WHAT THIS TASK INVOLVES:
Pick up the interview with Kahdija Murray below where it stops, and write what comes next.

TEXT FOR ANALYSIS:
Start of Block
Please elaborate on one or two of your most cherished project(s) so far.
Kahdija Murray: My two most cherished projects center around a dark but inevitable subject. My first project was an illustration of a child who passed away. Because she was so young, her family didn’t have many high-quality images that they felt would suit the cover of the funeral program. I was tasked to create a digitized illustrated portrait of her along with her favorite things. It was a joy to capture her and her innocence and a reminder that nothing is to be taken advantage of.
My second one is very similar. An older woman passed away after her battle with multiple health conditions. Her wish was to be cremated and placed on a wall near her relatives at a local cemetery. Her family requested that I decorate the urn that was given to them. She loved sunsets and found peace watching them, so I was tasked to illustrate a beach landscape with a glorious sunset directly on the container.
The fact that my art can bring solace to people in such a difficult situation makes what I do purposeful and fulfilling. I struggle with perceiving fine art as a frivolous and often pretentious way of self-expression that is not needed in a practical and logical world. Commissions like these remind me how important art is for the human psyche and a sense of community and belonging.
If you could change one thing about the design and illustration world, what would it be and why?
End of Block
GIVEN ENTRIES:
Start of Block
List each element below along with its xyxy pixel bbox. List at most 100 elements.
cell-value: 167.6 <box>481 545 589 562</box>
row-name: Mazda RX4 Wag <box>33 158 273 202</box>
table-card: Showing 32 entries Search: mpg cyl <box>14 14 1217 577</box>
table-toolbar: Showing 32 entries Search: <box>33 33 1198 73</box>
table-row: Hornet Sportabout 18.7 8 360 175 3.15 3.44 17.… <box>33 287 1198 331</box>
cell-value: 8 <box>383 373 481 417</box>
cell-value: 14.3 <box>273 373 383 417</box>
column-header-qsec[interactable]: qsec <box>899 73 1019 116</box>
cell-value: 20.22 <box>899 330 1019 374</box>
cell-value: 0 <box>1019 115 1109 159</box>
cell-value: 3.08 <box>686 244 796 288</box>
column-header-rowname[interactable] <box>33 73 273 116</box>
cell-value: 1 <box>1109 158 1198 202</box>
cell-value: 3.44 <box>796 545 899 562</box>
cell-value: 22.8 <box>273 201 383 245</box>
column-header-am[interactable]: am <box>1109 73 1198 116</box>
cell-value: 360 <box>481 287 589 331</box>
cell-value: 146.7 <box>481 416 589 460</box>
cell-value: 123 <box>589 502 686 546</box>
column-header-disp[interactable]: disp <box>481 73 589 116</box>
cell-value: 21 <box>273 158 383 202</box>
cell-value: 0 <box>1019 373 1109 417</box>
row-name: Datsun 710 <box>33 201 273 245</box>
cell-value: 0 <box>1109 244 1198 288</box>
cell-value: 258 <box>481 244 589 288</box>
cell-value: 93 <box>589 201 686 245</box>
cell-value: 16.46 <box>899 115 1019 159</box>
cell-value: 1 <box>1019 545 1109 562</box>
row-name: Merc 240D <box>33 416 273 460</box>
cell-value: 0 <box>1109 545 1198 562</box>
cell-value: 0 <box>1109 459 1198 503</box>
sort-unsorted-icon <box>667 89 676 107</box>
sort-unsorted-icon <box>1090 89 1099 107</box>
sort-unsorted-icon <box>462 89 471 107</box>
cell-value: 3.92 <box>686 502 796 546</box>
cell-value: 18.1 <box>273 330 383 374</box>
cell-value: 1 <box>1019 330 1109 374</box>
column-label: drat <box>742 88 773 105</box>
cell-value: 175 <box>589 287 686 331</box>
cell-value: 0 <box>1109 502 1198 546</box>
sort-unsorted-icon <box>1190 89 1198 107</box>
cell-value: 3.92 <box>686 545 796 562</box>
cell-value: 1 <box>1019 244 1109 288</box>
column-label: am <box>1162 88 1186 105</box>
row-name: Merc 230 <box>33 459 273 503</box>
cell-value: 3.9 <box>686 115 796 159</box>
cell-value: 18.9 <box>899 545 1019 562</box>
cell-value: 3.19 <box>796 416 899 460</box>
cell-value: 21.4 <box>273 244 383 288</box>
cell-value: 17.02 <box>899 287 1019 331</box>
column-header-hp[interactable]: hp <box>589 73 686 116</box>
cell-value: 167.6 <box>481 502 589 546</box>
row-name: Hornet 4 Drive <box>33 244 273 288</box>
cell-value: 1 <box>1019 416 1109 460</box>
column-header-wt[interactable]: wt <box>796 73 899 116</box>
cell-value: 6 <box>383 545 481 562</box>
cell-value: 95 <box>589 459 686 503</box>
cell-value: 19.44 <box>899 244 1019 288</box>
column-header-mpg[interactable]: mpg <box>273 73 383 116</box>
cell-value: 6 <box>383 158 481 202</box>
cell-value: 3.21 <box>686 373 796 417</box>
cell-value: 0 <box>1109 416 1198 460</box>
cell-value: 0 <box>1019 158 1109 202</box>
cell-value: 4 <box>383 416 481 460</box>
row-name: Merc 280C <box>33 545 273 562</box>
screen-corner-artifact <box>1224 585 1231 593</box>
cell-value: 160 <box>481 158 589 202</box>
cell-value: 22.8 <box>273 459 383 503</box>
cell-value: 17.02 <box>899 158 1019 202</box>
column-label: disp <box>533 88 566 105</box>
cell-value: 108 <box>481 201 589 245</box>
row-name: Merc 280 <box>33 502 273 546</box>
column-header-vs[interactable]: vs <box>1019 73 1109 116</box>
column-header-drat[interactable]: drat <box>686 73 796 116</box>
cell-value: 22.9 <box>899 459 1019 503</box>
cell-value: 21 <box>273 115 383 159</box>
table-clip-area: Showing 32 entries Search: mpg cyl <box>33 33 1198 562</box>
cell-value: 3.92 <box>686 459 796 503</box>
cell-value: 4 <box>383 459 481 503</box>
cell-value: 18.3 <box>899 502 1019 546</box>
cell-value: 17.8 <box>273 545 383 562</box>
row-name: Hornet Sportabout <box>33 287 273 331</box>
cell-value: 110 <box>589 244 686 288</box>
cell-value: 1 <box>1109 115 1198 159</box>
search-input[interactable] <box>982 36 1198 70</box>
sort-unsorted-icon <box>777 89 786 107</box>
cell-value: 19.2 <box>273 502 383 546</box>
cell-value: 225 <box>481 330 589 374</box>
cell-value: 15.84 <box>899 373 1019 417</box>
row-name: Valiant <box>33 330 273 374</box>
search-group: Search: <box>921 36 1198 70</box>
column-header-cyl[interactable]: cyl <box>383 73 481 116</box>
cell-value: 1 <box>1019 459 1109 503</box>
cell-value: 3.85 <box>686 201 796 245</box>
End of Block
RESULT OF THIS EXERCISE:
Kahdija Murray: This is a great question and one that I have pondered over since I enrolled in art school. If I could change one thing about the design/illustration world, what I would change is the tendency to forget the subjective nature of art and design and the conflation of trendy styles with superior craftsmanship. Although there are many rules to creating a successful work of art, most of what we do is subjective, and the perception of our work can change over time and as new technologies emerge.
What is “it” right now will not always be regarded as such, just like an artist who does not conform to the most commercial and easily consumed style of work is not necessarily unsuccessful or inferior as an artist. Idolisation of hyper-realistic styles or corporate conceptual art styles over more stylized surrealistic styles is a detriment to a lot of young artists who are being invalidated because of the style they choose to creatively express themselves with.
In short, I wish the industry was more excepting of alternative art styles that don’t necessarily align with corporate goals.
What are the core aspects of efficiently collaborating with clients?
- Reading the room and understanding many different viewpoints. Having the ability to interpret between the lines and on them with feedback and client needs.
- Readiness to explain any design choice or action and complete clarity regarding your reasons.
- Putting your ego aside and understanding that not all work you produce will be liked or will be aligned with the client’s needs, or be understood.
- Accept that many of the clients you work with are narcissists and do not have as much of a familiarity with artistic terminology and techniques as you do.
- Properly and respectfully communicate your artistic boundaries and limitations as a human being. Clients need to know that we are not machines, and we need breaks; have values and lives outside of designing.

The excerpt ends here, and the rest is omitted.